WRITTEN PROBLEM: A faithful transcription of all the data is required.

DATA TO PROCESS:
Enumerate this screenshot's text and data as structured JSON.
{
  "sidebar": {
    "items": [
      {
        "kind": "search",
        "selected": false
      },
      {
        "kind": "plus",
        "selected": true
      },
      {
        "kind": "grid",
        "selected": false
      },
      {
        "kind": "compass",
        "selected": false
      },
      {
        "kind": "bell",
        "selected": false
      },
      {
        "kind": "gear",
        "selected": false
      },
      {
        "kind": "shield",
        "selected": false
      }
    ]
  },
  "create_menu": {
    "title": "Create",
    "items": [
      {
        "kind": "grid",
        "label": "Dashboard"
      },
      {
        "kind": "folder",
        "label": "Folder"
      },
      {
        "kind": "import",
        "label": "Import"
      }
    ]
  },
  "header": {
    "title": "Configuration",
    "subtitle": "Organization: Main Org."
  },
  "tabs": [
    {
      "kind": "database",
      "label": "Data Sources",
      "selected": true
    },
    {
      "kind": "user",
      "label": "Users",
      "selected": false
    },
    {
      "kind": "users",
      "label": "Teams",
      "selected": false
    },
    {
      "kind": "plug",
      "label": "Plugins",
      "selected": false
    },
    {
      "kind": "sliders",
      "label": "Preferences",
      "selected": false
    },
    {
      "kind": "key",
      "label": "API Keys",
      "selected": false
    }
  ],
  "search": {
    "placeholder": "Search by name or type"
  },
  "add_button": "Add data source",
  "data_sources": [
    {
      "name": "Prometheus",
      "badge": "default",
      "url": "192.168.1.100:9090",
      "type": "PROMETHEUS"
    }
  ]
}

RESULT OF THIS TASK:
Enumerate this screenshot's text and data as structured JSON.
{
  "sidebar": {
    "items": [
      {
        "kind": "search",
        "selected": false
      },
      {
        "kind": "plus",
        "selected": true
      },
      {
        "kind": "grid",
        "selected": false
      },
      {
        "kind": "compass",
        "selected": false
      },
      {
        "kind": "bell",
        "selected": false
      },
      {
        "kind": "gear",
        "selected": false
      },
      {
        "kind": "shield",
        "selected": false
      }
    ]
  },
  "create_menu": {
    "title": "Create",
    "items": [
      {
        "kind": "grid",
        "label": "Dashboard"
      },
      {
        "kind": "folder",
        "label": "Folder"
      },
      {
        "kind": "import",
        "label": "Import"
      }
    ]
  },
  "header": {
    "title": "Configuration",
    "subtitle": "Organization: Main Org."
  },
  "tabs": [
    {
      "kind": "database",
      "label": "Data Sources",
      "selected": true
    },
    {
      "kind": "user",
      "label": "Users",
      "selected": false
    },
    {
      "kind": "users",
      "label": "Teams",
      "selected": false
    },
    {
      "kind": "plug",
      "label": "Plugins",
      "selected": false
    },
    {
      "kind": "sliders",
      "label": "Preferences",
      "selected": false
    },
    {
      "kind": "key",
      "label": "API Keys",
      "selected": false
    }
  ],
  "search": {
    "placeholder": "Search by name or type"
  },
  "add_button": "Add data source",
  "data_sources": [
    {
      "name": "Prometheus",
      "badge": "default",
      "url": "192.168.1.100:9090",
      "type": "PROMETHEUS"
    }
  ]
}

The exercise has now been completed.